- GOAL -
Restate the complete material exactly.

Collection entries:

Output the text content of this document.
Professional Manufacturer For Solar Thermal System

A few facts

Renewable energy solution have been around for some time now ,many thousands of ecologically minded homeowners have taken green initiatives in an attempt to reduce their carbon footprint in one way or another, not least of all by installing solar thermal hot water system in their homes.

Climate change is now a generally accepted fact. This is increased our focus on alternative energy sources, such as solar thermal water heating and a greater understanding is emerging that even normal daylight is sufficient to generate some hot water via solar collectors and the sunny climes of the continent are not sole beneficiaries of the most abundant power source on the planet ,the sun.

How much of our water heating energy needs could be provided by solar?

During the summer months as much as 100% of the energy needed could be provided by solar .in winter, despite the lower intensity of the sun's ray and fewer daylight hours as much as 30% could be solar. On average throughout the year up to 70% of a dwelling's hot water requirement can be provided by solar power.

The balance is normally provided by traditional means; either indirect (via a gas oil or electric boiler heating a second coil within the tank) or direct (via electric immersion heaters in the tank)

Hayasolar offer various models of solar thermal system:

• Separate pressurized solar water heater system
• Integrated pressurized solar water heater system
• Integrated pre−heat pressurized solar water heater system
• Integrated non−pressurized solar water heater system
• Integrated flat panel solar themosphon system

- RESPONSE -
Output the text content of this document.
Professional Manufacturer For Solar Thermal System

A few facts

Renewable energy solution have been around for some time now ,many thousands of ecologically minded homeowners have taken green initiatives in an attempt to reduce their carbon footprint in one way or another, not least of all by installing solar thermal hot water system in their homes.

Climate change is now a generally accepted fact. This is increased our focus on alternative energy sources, such as solar thermal water heating and a greater understanding is emerging that even normal daylight is sufficient to generate some hot water via solar collectors and the sunny climes of the continent are not sole beneficiaries of the most abundant power source on the planet ,the sun.

How much of our water heating energy needs could be provided by solar?

During the summer months as much as 100% of the energy needed could be provided by solar .in winter, despite the lower intensity of the sun's ray and fewer daylight hours as much as 30% could be solar. On average throughout the year up to 70% of a dwelling's hot water requirement can be provided by solar power.

The balance is normally provided by traditional means; either indirect (via a gas oil or electric boiler heating a second coil within the tank) or direct (via electric immersion heaters in the tank)

Hayasolar offer various models of solar thermal system:

• Separate pressurized solar water heater system
• Integrated pressurized solar water heater system
• Integrated pre−heat pressurized solar water heater system
• Integrated non−pressurized solar water heater system
• Integrated flat panel solar themosphon system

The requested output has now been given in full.